▸ The records
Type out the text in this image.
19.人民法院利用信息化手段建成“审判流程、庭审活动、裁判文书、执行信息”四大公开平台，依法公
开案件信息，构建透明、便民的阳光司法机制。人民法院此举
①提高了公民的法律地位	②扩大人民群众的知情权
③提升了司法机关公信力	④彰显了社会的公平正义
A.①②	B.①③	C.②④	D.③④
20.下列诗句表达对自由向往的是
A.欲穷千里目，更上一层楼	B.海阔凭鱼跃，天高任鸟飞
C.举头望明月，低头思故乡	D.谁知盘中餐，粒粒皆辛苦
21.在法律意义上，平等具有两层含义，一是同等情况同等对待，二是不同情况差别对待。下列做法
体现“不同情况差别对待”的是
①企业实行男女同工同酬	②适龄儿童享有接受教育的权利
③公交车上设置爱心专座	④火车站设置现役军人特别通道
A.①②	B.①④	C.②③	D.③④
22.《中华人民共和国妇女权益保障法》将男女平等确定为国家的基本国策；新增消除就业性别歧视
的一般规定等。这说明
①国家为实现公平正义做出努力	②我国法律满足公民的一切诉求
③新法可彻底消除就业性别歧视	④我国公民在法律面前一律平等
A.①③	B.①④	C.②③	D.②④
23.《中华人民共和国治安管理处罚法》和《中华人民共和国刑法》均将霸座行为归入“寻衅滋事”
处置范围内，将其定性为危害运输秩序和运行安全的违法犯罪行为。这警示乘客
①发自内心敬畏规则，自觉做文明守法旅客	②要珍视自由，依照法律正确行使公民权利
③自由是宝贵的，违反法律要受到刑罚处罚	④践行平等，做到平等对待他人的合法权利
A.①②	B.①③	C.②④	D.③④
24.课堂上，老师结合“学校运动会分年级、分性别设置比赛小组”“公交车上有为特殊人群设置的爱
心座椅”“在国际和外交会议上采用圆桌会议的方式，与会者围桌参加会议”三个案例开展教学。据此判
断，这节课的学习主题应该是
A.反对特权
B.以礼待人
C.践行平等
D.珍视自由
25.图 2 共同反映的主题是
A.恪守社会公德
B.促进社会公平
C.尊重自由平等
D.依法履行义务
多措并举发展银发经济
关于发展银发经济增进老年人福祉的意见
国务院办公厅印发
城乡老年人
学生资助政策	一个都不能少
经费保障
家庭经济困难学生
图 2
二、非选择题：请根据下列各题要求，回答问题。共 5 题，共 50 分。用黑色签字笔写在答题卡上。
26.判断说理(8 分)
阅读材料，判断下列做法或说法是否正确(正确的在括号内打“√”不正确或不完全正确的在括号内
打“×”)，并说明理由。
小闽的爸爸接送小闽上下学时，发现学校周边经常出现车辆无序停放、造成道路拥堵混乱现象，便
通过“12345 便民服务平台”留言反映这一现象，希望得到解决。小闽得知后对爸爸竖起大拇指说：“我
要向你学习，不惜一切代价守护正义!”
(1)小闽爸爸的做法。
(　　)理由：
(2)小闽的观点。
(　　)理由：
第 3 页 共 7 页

▸ What is needed
Repeat back the data above, exact to the last character.

▸ Reply
Type out the text in this image.
19.人民法院利用信息化手段建成“审判流程、庭审活动、裁判文书、执行信息”四大公开平台，依法公
开案件信息，构建透明、便民的阳光司法机制。人民法院此举
①提高了公民的法律地位	②扩大人民群众的知情权
③提升了司法机关公信力	④彰显了社会的公平正义
A.①②	B.①③	C.②④	D.③④
20.下列诗句表达对自由向往的是
A.欲穷千里目，更上一层楼	B.海阔凭鱼跃，天高任鸟飞
C.举头望明月，低头思故乡	D.谁知盘中餐，粒粒皆辛苦
21.在法律意义上，平等具有两层含义，一是同等情况同等对待，二是不同情况差别对待。下列做法
体现“不同情况差别对待”的是
①企业实行男女同工同酬	②适龄儿童享有接受教育的权利
③公交车上设置爱心专座	④火车站设置现役军人特别通道
A.①②	B.①④	C.②③	D.③④
22.《中华人民共和国妇女权益保障法》将男女平等确定为国家的基本国策；新增消除就业性别歧视
的一般规定等。这说明
①国家为实现公平正义做出努力	②我国法律满足公民的一切诉求
③新法可彻底消除就业性别歧视	④我国公民在法律面前一律平等
A.①③	B.①④	C.②③	D.②④
23.《中华人民共和国治安管理处罚法》和《中华人民共和国刑法》均将霸座行为归入“寻衅滋事”
处置范围内，将其定性为危害运输秩序和运行安全的违法犯罪行为。这警示乘客
①发自内心敬畏规则，自觉做文明守法旅客	②要珍视自由，依照法律正确行使公民权利
③自由是宝贵的，违反法律要受到刑罚处罚	④践行平等，做到平等对待他人的合法权利
A.①②	B.①③	C.②④	D.③④
24.课堂上，老师结合“学校运动会分年级、分性别设置比赛小组”“公交车上有为特殊人群设置的爱
心座椅”“在国际和外交会议上采用圆桌会议的方式，与会者围桌参加会议”三个案例开展教学。据此判
断，这节课的学习主题应该是
A.反对特权
B.以礼待人
C.践行平等
D.珍视自由
25.图 2 共同反映的主题是
A.恪守社会公德
B.促进社会公平
C.尊重自由平等
D.依法履行义务
多措并举发展银发经济
关于发展银发经济增进老年人福祉的意见
国务院办公厅印发
城乡老年人
学生资助政策	一个都不能少
经费保障
家庭经济困难学生
图 2
二、非选择题：请根据下列各题要求，回答问题。共 5 题，共 50 分。用黑色签字笔写在答题卡上。
26.判断说理(8 分)
阅读材料，判断下列做法或说法是否正确(正确的在括号内打“√”不正确或不完全正确的在括号内
打“×”)，并说明理由。
小闽的爸爸接送小闽上下学时，发现学校周边经常出现车辆无序停放、造成道路拥堵混乱现象，便
通过“12345 便民服务平台”留言反映这一现象，希望得到解决。小闽得知后对爸爸竖起大拇指说：“我
要向你学习，不惜一切代价守护正义!”
(1)小闽爸爸的做法。
(　　)理由：
(2)小闽的观点。
(　　)理由：
第 3 页 共 7 页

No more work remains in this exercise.